== Selected passage ==
We believe CMS is taking an aggressive approach that would have major implications for thousands of Texans and the providers that serve them. Additionally, these proposed changes were developed without consultation or collaboration with Congress, state Medicaid agencies, the provider trade associations representing nursing homes, and other Medicaid providers that would be adversely affected. Instead of making changes to the supplemental payment rules without comprehensive data to realize the impact, CMS should take a more data-driven and iterative approach before making such major changes to these critical programs.

Restrictions on Sources of IGTs to Tax Revenue Only
CMS should withdraw this portion of the proposed rule. The proposed rule attempts to limit the source of IGTs to tax revenues only. Federal law and longstanding CMS policy allows NSGOs to use revenues derived from various sources including inpatient and outpatient hospital care to make intergovernmental transfers (IGTs) to cover the nonfederal share of supplemental payments. Such funds are no less public due to their source. This change would cause a major dilemma creating a significant budget gap, diversion of funds from other priorities, or cuts to the Medicaid program. Lastly, the preamble misinterprets Congressional intent and CMS’s own longstanding interpretation of the 1991 Voluntary Contribution and Provider-Specific Tax Amendments law as a vehicle to abruptly cut federal spending to supplement inadequate Medicaid rates for long term care services.

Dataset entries
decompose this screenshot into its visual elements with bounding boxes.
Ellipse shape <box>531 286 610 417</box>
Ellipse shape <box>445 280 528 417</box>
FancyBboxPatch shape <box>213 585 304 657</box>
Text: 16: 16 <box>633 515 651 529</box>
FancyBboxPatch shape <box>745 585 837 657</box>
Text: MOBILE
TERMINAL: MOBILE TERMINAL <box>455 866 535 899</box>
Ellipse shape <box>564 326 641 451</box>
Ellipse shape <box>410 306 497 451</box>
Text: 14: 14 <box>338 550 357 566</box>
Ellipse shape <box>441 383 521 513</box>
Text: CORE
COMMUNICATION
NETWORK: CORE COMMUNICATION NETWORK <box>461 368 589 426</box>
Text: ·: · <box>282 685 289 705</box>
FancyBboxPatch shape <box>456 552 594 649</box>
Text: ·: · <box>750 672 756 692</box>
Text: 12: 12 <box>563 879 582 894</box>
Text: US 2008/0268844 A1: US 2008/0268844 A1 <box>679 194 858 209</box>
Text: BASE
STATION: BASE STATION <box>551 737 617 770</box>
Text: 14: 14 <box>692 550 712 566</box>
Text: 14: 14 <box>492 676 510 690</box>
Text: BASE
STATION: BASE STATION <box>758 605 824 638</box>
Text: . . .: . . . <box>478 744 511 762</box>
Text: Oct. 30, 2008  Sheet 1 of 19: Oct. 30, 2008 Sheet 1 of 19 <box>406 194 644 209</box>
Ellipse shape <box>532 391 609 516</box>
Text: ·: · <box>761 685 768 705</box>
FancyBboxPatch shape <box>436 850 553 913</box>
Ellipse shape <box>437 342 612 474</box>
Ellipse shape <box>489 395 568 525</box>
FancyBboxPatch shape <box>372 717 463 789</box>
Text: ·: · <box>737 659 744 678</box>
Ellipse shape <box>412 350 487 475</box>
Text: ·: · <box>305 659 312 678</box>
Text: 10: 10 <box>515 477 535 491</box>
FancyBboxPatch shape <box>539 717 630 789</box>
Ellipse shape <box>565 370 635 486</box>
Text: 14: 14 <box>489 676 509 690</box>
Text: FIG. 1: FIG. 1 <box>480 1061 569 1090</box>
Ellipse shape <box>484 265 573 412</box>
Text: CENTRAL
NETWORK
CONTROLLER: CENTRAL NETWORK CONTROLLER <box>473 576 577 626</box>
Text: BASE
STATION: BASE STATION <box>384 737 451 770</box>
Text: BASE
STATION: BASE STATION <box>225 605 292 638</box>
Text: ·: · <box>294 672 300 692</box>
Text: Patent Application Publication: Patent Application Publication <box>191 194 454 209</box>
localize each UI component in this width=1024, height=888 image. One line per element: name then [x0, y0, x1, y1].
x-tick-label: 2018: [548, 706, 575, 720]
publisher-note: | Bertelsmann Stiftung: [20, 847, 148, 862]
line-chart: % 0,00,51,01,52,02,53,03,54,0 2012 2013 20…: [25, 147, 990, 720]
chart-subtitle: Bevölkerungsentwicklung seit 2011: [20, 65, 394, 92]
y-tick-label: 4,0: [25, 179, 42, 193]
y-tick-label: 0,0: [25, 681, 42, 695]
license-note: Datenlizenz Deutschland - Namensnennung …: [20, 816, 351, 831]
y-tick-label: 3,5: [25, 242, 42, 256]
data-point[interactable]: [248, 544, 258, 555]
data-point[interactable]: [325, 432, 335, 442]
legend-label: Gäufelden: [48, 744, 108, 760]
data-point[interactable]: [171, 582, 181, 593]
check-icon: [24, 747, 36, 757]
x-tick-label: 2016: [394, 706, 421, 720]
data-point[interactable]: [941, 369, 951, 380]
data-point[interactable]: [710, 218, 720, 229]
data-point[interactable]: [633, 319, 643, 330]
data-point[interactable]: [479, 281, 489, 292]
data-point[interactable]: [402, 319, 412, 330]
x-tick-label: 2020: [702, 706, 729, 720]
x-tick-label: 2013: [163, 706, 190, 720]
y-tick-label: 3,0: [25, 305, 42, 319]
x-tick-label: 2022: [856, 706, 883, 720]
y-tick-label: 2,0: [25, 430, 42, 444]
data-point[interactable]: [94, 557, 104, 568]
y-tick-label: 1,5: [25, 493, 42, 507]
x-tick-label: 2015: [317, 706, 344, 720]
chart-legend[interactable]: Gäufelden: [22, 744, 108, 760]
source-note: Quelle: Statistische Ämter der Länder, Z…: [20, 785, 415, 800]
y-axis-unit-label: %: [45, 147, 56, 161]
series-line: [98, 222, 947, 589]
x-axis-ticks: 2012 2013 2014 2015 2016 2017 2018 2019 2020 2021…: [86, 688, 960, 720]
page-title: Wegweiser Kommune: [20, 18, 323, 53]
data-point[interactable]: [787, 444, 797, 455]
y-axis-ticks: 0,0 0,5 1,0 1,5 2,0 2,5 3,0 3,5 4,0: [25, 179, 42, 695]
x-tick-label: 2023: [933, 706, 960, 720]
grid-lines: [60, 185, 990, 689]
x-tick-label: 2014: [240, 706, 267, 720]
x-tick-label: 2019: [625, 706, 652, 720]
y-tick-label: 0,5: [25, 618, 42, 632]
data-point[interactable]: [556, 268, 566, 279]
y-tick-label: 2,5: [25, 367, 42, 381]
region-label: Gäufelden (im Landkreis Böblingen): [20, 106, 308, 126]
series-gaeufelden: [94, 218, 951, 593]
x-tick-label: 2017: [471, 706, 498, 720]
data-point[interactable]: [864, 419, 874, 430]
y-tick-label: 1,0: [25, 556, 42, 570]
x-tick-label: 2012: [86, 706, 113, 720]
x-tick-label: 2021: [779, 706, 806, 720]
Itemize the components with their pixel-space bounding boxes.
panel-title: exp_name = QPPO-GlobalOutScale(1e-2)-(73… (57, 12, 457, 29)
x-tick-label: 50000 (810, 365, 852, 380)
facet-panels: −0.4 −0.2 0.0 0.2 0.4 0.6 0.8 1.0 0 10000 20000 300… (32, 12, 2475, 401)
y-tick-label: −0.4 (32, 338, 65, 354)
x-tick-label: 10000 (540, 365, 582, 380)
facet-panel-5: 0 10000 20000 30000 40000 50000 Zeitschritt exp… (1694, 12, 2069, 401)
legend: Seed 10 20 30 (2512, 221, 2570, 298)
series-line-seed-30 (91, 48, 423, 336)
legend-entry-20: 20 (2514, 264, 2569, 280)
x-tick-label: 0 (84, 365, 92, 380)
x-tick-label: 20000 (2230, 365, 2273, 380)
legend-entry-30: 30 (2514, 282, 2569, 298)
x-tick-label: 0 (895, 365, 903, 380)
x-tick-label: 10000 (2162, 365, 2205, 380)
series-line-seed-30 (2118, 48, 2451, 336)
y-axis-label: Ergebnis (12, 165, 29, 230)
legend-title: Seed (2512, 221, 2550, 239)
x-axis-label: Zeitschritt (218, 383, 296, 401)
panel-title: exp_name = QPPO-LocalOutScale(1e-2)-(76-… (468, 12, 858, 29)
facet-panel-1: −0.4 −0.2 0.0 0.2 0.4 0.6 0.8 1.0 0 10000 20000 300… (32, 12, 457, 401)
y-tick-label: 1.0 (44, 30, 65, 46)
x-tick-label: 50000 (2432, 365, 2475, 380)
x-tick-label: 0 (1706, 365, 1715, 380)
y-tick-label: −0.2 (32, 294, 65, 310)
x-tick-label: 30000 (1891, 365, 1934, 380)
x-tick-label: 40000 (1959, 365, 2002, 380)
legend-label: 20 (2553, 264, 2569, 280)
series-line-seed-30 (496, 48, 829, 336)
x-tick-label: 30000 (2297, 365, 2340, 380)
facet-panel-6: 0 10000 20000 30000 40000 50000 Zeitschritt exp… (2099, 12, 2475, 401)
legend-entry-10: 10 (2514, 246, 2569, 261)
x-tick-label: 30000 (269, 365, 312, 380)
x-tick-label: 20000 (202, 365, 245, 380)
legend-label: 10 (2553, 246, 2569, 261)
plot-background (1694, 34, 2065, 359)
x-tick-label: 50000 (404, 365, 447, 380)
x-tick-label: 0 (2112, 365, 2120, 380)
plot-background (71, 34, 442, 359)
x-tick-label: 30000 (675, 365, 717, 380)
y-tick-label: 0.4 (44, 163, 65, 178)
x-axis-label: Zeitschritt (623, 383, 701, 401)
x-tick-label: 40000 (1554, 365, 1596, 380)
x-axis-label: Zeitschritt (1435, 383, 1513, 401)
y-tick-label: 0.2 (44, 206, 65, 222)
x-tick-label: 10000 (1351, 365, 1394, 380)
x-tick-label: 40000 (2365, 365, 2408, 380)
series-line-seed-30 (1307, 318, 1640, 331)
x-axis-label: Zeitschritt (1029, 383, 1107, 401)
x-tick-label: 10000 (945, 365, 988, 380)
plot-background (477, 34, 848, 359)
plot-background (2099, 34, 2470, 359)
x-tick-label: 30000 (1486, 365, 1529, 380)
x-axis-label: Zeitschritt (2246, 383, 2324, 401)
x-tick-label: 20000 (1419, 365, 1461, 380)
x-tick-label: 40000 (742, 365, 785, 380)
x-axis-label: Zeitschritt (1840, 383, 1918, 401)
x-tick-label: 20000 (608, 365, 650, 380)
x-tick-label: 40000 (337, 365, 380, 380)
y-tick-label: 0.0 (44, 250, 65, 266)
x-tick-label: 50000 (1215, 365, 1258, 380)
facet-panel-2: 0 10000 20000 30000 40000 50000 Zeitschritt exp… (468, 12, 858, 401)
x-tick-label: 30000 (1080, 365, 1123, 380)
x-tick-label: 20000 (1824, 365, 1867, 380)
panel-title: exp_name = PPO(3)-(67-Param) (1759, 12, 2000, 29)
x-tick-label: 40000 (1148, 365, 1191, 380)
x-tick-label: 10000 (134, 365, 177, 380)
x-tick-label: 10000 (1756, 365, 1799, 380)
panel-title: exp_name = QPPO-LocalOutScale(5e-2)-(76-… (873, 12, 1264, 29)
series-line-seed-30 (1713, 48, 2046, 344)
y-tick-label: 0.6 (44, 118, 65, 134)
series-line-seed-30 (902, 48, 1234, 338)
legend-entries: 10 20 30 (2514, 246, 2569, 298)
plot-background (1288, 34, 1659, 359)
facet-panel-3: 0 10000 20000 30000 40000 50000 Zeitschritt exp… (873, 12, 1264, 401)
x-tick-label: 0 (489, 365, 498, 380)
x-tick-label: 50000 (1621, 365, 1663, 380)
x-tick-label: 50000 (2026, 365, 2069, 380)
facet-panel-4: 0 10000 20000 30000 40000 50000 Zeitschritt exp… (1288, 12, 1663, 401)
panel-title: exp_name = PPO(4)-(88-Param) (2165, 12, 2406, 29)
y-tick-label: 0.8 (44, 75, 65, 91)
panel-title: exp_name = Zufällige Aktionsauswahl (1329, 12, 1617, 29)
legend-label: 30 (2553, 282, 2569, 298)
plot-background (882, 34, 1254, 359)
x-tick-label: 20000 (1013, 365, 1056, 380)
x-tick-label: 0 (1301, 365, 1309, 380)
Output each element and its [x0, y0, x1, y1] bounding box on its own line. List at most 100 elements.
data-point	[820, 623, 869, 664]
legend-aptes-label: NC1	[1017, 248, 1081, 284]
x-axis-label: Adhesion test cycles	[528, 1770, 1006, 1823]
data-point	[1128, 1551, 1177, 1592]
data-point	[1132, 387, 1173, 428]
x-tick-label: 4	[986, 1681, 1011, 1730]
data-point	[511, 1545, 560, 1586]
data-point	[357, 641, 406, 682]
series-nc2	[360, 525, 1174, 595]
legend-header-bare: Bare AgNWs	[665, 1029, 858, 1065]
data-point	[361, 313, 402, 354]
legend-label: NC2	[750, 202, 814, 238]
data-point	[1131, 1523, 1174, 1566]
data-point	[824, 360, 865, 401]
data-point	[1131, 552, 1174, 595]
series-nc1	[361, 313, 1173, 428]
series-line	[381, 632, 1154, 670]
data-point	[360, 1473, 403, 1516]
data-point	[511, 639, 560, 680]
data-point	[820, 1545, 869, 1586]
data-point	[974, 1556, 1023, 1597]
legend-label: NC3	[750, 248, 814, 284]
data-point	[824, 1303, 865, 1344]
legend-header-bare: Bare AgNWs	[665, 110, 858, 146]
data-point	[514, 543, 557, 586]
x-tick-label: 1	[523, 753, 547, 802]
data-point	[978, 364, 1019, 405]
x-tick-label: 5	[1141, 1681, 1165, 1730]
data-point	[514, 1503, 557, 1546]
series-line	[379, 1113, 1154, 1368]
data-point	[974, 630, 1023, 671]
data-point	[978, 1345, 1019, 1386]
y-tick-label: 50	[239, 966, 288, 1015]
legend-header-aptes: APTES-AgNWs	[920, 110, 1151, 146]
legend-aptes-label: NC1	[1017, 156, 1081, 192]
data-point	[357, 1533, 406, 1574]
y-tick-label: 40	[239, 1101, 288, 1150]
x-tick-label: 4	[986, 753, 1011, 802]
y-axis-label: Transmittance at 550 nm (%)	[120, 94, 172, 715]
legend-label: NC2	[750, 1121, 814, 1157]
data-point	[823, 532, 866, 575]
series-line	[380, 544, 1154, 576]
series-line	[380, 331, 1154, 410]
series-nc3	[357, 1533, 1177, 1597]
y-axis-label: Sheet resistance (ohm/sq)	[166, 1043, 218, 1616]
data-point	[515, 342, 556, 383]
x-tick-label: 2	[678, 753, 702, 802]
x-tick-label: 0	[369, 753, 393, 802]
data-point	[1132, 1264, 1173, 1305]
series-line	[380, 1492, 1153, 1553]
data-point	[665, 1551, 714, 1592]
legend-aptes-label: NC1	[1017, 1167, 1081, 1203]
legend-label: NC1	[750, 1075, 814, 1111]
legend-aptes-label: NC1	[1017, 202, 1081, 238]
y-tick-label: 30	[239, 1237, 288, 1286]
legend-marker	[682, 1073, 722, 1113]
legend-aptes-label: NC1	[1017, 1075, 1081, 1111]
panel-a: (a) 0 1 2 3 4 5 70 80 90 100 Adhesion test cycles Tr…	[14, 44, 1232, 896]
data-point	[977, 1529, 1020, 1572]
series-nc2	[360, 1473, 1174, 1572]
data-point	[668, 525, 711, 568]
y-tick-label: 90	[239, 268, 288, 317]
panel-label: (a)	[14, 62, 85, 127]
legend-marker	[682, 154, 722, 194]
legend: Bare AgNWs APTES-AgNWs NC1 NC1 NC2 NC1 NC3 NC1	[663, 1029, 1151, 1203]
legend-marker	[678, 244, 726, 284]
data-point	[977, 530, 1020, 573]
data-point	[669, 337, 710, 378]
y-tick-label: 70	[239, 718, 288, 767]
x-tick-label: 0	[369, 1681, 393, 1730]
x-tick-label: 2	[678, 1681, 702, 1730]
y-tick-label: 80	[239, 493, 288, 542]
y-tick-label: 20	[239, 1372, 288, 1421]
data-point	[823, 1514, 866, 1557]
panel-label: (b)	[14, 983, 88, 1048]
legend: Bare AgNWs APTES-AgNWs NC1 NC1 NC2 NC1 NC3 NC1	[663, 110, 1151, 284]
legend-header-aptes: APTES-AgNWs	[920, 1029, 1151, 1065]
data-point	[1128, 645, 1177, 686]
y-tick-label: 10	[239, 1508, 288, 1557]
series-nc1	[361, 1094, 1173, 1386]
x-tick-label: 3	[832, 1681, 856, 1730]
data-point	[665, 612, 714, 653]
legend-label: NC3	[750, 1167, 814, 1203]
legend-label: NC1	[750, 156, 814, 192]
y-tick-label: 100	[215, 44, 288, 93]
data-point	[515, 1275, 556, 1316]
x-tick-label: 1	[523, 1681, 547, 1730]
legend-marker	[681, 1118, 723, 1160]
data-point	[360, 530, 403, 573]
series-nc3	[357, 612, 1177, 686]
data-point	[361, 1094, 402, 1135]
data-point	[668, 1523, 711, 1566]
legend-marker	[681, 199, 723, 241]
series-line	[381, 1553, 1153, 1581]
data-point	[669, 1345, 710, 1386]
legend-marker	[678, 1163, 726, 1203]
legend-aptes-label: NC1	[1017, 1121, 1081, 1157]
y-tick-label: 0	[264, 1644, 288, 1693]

== Tasks and exercises ==
• 1. Please recast the paragraph in the comment on the CMS proposed rule that begins "CMS should withdraw this portion" as a bulleted list, keeping its main facts.
• 2. Carry the comment on the CMS proposed rule forward from its last sentence.

== Response list ==
• 1.
- CMS should withdraw the portion of the proposed rule that limits the source of IGTs to tax revenues only.
- Federal law and longstanding CMS policy allow NSGOs to make intergovernmental transfers (IGTs) with revenues from various sources, including inpatient and outpatient hospital care, to cover the nonfederal share of supplemental payments.
- These funds are no less public because of their source.
- The change would create a major dilemma: a significant budget gap, diversion of funds from other priorities, or cuts to the Medicaid program.
- The preamble misinterprets Congressional intent and CMS's own longstanding interpretation of the 1991 Voluntary Contribution and Provider-Specific Tax Amendments law. It uses that law as a vehicle to abruptly cut federal spending that supplements inadequate Medicaid rates for long term care services.

• 2.
Changes to Definition of Non-State Government Owned or Operated
CMS should defer to states regarding the definition of a unit of government. Currently, the term “non-state government owned or operated” (“NSGO”) refers to a nursing facility (“NF”) that is “owned or operated” by a non-state government entity. This allows a non-state government entity, such as a public hospital, the ability to operate a nursing facility it leases instead of owns. In addition, it allows the NSGO entity to contract with an experienced management company to run the day-to-day operations of the facility.

By creating a new definition of “non-state government provider” CMS is infringing on a fundamental reserved right of states to organize their governmental structures as they see fit. This intrusion into the operation and administration of state government violates the very basis of the Medicaid program -- the federal-state partnership and the federalism principles on which it rests. The rule would undermine the efforts of state and local governments to deliver public health care services more efficiently and effectively, and penalize those that have reduced their reliance on taxpayer support.

Calculating Supplemental Payments
The proposed rule would make substantial changes to how states calculate non-DSH supplemental payments but does not provide data supporting such changes. Instead, it proposes to limit the types of data used (e.g., from within the last two years) and the methodologies states can employ to calculate supplemental payments. It also requires states to submit extensive data to CMS on quarterly and annual bases, which would be used to inform future decision making on supplemental payments and upper payment limits. CMS should collect the data needed for this section of the proposal, perform analyses and propose changes according to those findings.

As proposed, the Medicaid Fiscal Accountability Regulation would drastically impact QIPP, potentially eliminating it altogether. These changes could result in access to care issues for Texas nursing facility residents, especially in rural areas of the state. LeadingAge Texas appreciates the opportunity to submit comments on behalf of not-for-profit nursing home providers in Texas, and is committed to working with CMS to develop Medicaid financing strategies that are transparent and sustainable long-term.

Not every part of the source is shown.